- _WORK TO BE COMPLETED_
The answer is one number: how many lines hold the string "BERRY".

- _RECORD LIST_
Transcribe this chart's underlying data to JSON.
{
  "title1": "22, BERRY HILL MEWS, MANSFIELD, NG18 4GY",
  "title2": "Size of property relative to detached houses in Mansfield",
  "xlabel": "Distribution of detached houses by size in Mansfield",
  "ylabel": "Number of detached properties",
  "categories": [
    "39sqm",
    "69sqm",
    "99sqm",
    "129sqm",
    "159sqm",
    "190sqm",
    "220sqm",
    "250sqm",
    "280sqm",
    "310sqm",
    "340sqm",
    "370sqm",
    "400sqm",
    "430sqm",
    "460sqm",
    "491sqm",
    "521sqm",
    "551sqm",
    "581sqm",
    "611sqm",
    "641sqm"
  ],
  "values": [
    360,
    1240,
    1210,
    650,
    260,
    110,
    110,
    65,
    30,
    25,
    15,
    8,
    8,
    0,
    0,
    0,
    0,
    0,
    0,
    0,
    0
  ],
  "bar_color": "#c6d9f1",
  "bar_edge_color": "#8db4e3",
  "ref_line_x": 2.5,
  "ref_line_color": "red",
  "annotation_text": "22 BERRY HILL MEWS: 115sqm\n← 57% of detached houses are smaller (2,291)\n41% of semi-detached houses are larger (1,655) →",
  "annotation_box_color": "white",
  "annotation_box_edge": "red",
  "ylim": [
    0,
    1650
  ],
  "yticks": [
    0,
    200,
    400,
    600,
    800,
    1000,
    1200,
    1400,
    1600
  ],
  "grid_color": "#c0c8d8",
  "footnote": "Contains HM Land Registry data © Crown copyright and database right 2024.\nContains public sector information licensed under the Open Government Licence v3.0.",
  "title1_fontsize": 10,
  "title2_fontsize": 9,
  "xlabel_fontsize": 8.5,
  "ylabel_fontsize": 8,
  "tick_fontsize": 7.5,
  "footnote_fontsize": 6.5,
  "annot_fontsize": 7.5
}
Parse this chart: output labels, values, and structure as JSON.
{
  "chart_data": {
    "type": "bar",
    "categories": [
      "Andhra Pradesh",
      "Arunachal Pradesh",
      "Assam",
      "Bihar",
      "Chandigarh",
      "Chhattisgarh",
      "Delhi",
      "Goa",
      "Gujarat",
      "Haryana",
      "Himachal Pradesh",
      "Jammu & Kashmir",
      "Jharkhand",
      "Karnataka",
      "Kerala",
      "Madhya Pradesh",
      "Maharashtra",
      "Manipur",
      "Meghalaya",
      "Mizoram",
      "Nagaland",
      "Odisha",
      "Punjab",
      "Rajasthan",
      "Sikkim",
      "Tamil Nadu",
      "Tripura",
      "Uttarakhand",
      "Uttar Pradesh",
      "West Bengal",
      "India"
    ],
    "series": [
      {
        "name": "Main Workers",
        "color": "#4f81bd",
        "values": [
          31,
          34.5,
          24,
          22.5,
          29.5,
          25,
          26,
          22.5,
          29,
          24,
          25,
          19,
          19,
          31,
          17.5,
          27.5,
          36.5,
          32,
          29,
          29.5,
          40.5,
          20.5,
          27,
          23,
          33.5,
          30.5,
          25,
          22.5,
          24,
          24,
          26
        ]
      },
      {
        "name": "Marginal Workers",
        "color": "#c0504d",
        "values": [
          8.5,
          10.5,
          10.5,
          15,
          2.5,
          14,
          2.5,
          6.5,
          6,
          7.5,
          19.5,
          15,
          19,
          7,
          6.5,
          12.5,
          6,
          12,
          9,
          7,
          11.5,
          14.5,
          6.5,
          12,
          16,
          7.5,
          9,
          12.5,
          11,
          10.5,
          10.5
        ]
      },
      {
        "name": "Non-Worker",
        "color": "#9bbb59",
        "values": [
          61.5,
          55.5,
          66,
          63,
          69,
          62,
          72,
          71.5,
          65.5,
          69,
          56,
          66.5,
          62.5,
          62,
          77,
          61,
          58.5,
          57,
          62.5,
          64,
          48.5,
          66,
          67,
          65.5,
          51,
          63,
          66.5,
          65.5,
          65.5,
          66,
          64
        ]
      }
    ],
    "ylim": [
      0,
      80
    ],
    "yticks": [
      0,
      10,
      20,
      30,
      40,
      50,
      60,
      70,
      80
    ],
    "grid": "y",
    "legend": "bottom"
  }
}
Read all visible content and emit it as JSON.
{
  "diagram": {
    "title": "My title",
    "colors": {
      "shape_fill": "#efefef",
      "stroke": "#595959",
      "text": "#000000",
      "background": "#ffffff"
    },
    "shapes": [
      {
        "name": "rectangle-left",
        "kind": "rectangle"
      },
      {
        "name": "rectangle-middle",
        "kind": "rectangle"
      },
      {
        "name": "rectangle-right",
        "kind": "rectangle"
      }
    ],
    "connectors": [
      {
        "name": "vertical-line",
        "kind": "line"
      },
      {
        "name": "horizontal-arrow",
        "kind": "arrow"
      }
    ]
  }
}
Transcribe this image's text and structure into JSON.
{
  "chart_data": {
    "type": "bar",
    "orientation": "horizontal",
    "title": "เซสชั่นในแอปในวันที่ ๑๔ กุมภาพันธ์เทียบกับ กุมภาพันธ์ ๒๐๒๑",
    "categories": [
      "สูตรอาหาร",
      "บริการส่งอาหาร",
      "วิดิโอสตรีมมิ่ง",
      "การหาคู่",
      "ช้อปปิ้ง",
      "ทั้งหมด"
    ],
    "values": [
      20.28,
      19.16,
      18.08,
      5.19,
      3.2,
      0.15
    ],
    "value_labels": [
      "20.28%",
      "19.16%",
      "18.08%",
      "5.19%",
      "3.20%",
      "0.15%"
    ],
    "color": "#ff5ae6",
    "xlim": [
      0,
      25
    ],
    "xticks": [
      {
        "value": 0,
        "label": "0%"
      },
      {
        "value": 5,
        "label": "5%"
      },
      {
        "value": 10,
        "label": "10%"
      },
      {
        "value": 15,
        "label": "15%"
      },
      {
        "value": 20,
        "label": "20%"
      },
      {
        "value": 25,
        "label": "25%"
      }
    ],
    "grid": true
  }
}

- _EXERCISE RESPONSE_
2